What is asked: Take the entries below and reproduce them word for word.

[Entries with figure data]
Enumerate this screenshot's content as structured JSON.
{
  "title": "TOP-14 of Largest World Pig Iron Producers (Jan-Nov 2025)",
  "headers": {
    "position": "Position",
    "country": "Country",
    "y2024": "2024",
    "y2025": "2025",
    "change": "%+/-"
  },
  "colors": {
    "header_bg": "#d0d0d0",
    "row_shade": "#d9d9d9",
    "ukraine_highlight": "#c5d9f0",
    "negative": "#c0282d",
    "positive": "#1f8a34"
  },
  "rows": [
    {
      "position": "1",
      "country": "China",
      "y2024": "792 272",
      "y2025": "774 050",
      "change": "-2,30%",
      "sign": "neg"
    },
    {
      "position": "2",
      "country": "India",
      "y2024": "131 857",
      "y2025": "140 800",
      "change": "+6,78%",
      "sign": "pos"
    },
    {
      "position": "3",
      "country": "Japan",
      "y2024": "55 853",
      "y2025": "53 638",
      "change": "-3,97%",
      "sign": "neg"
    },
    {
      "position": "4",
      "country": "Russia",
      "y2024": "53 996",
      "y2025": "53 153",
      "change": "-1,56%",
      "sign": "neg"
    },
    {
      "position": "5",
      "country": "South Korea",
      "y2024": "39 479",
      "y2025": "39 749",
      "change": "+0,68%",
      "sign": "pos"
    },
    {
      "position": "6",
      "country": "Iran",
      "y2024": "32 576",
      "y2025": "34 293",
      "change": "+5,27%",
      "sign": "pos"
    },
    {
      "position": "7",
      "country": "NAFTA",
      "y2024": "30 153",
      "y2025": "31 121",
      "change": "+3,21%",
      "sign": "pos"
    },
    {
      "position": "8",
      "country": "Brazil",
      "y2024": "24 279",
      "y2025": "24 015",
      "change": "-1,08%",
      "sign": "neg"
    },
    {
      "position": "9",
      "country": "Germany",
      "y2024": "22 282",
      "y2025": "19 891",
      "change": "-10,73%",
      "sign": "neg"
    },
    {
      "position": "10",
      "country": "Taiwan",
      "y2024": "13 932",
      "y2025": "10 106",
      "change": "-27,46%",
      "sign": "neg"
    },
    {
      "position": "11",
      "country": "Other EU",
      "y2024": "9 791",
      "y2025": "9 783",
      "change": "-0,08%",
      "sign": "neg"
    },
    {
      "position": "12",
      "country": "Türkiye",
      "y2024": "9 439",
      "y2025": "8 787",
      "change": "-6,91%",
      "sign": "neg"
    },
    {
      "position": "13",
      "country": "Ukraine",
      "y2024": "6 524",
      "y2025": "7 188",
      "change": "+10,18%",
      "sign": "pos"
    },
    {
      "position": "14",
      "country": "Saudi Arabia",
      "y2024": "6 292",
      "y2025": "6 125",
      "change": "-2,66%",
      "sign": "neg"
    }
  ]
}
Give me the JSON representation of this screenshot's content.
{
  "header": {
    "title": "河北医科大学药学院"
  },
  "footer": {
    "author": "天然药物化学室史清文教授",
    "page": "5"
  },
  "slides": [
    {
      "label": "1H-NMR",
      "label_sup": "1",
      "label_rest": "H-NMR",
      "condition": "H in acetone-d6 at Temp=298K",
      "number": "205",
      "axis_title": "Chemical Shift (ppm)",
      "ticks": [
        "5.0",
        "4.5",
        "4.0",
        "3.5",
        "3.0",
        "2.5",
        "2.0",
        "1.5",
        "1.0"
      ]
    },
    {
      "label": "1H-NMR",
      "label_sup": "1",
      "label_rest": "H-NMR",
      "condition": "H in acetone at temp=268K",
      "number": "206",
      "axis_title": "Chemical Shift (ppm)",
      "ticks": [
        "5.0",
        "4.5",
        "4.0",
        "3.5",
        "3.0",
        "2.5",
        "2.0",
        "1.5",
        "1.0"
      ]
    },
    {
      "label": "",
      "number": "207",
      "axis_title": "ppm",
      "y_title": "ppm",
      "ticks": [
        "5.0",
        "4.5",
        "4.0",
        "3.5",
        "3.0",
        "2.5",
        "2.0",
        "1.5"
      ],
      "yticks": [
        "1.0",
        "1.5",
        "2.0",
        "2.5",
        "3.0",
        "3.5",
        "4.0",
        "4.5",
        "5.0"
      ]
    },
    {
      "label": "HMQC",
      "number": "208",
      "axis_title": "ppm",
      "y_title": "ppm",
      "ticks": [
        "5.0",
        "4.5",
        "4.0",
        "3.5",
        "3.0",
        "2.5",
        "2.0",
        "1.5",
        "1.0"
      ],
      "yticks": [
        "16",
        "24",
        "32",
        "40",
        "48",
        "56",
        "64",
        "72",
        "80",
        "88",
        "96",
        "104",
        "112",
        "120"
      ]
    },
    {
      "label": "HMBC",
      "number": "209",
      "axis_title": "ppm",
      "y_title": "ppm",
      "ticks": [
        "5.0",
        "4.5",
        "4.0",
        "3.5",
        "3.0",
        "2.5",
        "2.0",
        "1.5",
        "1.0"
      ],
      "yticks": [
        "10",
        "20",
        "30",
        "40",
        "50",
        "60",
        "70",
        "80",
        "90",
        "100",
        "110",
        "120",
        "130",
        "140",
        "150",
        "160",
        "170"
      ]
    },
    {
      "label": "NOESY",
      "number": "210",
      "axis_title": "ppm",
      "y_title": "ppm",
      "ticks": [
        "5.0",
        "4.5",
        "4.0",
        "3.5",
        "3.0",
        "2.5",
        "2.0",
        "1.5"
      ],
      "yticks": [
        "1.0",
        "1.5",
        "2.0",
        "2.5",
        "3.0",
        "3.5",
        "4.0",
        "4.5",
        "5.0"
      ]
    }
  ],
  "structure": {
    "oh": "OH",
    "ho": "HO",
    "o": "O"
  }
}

Result:
Enumerate this screenshot's content as structured JSON.
{
  "title": "TOP-14 of Largest World Pig Iron Producers (Jan-Nov 2025)",
  "headers": {
    "position": "Position",
    "country": "Country",
    "y2024": "2024",
    "y2025": "2025",
    "change": "%+/-"
  },
  "colors": {
    "header_bg": "#d0d0d0",
    "row_shade": "#d9d9d9",
    "ukraine_highlight": "#c5d9f0",
    "negative": "#c0282d",
    "positive": "#1f8a34"
  },
  "rows": [
    {
      "position": "1",
      "country": "China",
      "y2024": "792 272",
      "y2025": "774 050",
      "change": "-2,30%",
      "sign": "neg"
    },
    {
      "position": "2",
      "country": "India",
      "y2024": "131 857",
      "y2025": "140 800",
      "change": "+6,78%",
      "sign": "pos"
    },
    {
      "position": "3",
      "country": "Japan",
      "y2024": "55 853",
      "y2025": "53 638",
      "change": "-3,97%",
      "sign": "neg"
    },
    {
      "position": "4",
      "country": "Russia",
      "y2024": "53 996",
      "y2025": "53 153",
      "change": "-1,56%",
      "sign": "neg"
    },
    {
      "position": "5",
      "country": "South Korea",
      "y2024": "39 479",
      "y2025": "39 749",
      "change": "+0,68%",
      "sign": "pos"
    },
    {
      "position": "6",
      "country": "Iran",
      "y2024": "32 576",
      "y2025": "34 293",
      "change": "+5,27%",
      "sign": "pos"
    },
    {
      "position": "7",
      "country": "NAFTA",
      "y2024": "30 153",
      "y2025": "31 121",
      "change": "+3,21%",
      "sign": "pos"
    },
    {
      "position": "8",
      "country": "Brazil",
      "y2024": "24 279",
      "y2025": "24 015",
      "change": "-1,08%",
      "sign": "neg"
    },
    {
      "position": "9",
      "country": "Germany",
      "y2024": "22 282",
      "y2025": "19 891",
      "change": "-10,73%",
      "sign": "neg"
    },
    {
      "position": "10",
      "country": "Taiwan",
      "y2024": "13 932",
      "y2025": "10 106",
      "change": "-27,46%",
      "sign": "neg"
    },
    {
      "position": "11",
      "country": "Other EU",
      "y2024": "9 791",
      "y2025": "9 783",
      "change": "-0,08%",
      "sign": "neg"
    },
    {
      "position": "12",
      "country": "Türkiye",
      "y2024": "9 439",
      "y2025": "8 787",
      "change": "-6,91%",
      "sign": "neg"
    },
    {
      "position": "13",
      "country": "Ukraine",
      "y2024": "6 524",
      "y2025": "7 188",
      "change": "+10,18%",
      "sign": "pos"
    },
    {
      "position": "14",
      "country": "Saudi Arabia",
      "y2024": "6 292",
      "y2025": "6 125",
      "change": "-2,66%",
      "sign": "neg"
    }
  ]
}
Give me the JSON representation of this screenshot's content.
{
  "header": {
    "title": "河北医科大学药学院"
  },
  "footer": {
    "author": "天然药物化学室史清文教授",
    "page": "5"
  },
  "slides": [
    {
      "label": "1H-NMR",
      "label_sup": "1",
      "label_rest": "H-NMR",
      "condition": "H in acetone-d6 at Temp=298K",
      "number": "205",
      "axis_title": "Chemical Shift (ppm)",
      "ticks": [
        "5.0",
        "4.5",
        "4.0",
        "3.5",
        "3.0",
        "2.5",
        "2.0",
        "1.5",
        "1.0"
      ]
    },
    {
      "label": "1H-NMR",
      "label_sup": "1",
      "label_rest": "H-NMR",
      "condition": "H in acetone at temp=268K",
      "number": "206",
      "axis_title": "Chemical Shift (ppm)",
      "ticks": [
        "5.0",
        "4.5",
        "4.0",
        "3.5",
        "3.0",
        "2.5",
        "2.0",
        "1.5",
        "1.0"
      ]
    },
    {
      "label": "",
      "number": "207",
      "axis_title": "ppm",
      "y_title": "ppm",
      "ticks": [
        "5.0",
        "4.5",
        "4.0",
        "3.5",
        "3.0",
        "2.5",
        "2.0",
        "1.5"
      ],
      "yticks": [
        "1.0",
        "1.5",
        "2.0",
        "2.5",
        "3.0",
        "3.5",
        "4.0",
        "4.5",
        "5.0"
      ]
    },
    {
      "label": "HMQC",
      "number": "208",
      "axis_title": "ppm",
      "y_title": "ppm",
      "ticks": [
        "5.0",
        "4.5",
        "4.0",
        "3.5",
        "3.0",
        "2.5",
        "2.0",
        "1.5",
        "1.0"
      ],
      "yticks": [
        "16",
        "24",
        "32",
        "40",
        "48",
        "56",
        "64",
        "72",
        "80",
        "88",
        "96",
        "104",
        "112",
        "120"
      ]
    },
    {
      "label": "HMBC",
      "number": "209",
      "axis_title": "ppm",
      "y_title": "ppm",
      "ticks": [
        "5.0",
        "4.5",
        "4.0",
        "3.5",
        "3.0",
        "2.5",
        "2.0",
        "1.5",
        "1.0"
      ],
      "yticks": [
        "10",
        "20",
        "30",
        "40",
        "50",
        "60",
        "70",
        "80",
        "90",
        "100",
        "110",
        "120",
        "130",
        "140",
        "150",
        "160",
        "170"
      ]
    },
    {
      "label": "NOESY",
      "number": "210",
      "axis_title": "ppm",
      "y_title": "ppm",
      "ticks": [
        "5.0",
        "4.5",
        "4.0",
        "3.5",
        "3.0",
        "2.5",
        "2.0",
        "1.5"
      ],
      "yticks": [
        "1.0",
        "1.5",
        "2.0",
        "2.5",
        "3.0",
        "3.5",
        "4.0",
        "4.5",
        "5.0"
      ]
    }
  ],
  "structure": {
    "oh": "OH",
    "ho": "HO",
    "o": "O"
  }
}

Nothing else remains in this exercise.